(Collected data entries)
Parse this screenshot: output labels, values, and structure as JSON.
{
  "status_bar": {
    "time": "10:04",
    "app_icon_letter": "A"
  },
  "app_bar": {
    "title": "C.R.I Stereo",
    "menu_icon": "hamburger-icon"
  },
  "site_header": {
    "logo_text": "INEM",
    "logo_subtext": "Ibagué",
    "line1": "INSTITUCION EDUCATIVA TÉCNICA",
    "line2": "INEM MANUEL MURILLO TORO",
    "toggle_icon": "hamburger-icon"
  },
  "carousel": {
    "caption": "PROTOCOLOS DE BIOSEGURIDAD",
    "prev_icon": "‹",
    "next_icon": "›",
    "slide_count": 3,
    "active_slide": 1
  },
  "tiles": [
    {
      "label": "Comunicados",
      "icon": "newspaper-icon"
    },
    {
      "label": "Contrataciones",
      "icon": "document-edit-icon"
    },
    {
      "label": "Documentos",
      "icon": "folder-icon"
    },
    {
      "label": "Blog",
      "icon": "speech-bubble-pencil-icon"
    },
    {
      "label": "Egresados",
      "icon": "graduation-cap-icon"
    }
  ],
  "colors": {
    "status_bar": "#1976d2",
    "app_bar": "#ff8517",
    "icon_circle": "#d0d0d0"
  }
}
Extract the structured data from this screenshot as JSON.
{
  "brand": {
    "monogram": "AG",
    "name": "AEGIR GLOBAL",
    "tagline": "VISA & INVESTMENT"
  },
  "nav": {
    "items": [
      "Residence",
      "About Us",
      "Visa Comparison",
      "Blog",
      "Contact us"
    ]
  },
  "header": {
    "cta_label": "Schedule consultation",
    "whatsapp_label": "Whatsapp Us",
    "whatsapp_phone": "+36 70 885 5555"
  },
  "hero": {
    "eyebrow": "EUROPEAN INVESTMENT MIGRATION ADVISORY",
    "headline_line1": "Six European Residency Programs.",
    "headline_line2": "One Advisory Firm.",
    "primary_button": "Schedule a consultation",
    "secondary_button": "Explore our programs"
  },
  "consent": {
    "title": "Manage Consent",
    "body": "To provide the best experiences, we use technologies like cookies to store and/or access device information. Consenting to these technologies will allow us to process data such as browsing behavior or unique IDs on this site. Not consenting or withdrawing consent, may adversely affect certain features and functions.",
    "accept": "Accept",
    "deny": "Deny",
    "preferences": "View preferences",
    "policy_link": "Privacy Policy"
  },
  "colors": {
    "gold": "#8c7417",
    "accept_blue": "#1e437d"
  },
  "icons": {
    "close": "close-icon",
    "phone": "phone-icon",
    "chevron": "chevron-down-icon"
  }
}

• **WRITTEN INSTRUCTION**: Select the lines from the entries that include the word "INVESTMENT".

• **OUTPUT OF THE TASK**:
    "tagline": "VISA & INVESTMENT"
    "eyebrow": "EUROPEAN INVESTMENT MIGRATION ADVISORY",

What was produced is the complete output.